**INSTRUCTION**
Copy each of the items below line for line, without changing a single character.
....................
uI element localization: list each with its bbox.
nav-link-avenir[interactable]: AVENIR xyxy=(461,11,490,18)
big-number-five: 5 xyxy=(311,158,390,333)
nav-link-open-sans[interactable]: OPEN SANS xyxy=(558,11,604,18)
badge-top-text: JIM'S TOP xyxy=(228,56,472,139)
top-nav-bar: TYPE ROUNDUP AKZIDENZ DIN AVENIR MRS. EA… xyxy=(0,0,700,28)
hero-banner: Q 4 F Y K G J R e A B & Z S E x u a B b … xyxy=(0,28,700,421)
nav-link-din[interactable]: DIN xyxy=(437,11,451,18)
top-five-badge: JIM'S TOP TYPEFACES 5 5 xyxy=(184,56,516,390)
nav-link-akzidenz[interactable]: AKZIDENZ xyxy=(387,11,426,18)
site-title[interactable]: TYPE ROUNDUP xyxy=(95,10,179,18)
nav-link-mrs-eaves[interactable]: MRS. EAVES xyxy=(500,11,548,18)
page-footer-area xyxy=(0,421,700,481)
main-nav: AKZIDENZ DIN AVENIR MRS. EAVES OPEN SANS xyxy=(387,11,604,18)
....................
**FINAL RESULT**
uI element localization: list each with its bbox.
nav-link-avenir[interactable]: AVENIR xyxy=(461,11,490,18)
big-number-five: 5 xyxy=(311,158,390,333)
nav-link-open-sans[interactable]: OPEN SANS xyxy=(558,11,604,18)
badge-top-text: JIM'S TOP xyxy=(228,56,472,139)
top-nav-bar: TYPE ROUNDUP AKZIDENZ DIN AVENIR MRS. EA… xyxy=(0,0,700,28)
hero-banner: Q 4 F Y K G J R e A B & Z S E x u a B b … xyxy=(0,28,700,421)
nav-link-din[interactable]: DIN xyxy=(437,11,451,18)
top-five-badge: JIM'S TOP TYPEFACES 5 5 xyxy=(184,56,516,390)
nav-link-akzidenz[interactable]: AKZIDENZ xyxy=(387,11,426,18)
site-title[interactable]: TYPE ROUNDUP xyxy=(95,10,179,18)
nav-link-mrs-eaves[interactable]: MRS. EAVES xyxy=(500,11,548,18)
page-footer-area xyxy=(0,421,700,481)
main-nav: AKZIDENZ DIN AVENIR MRS. EAVES OPEN SANS xyxy=(387,11,604,18)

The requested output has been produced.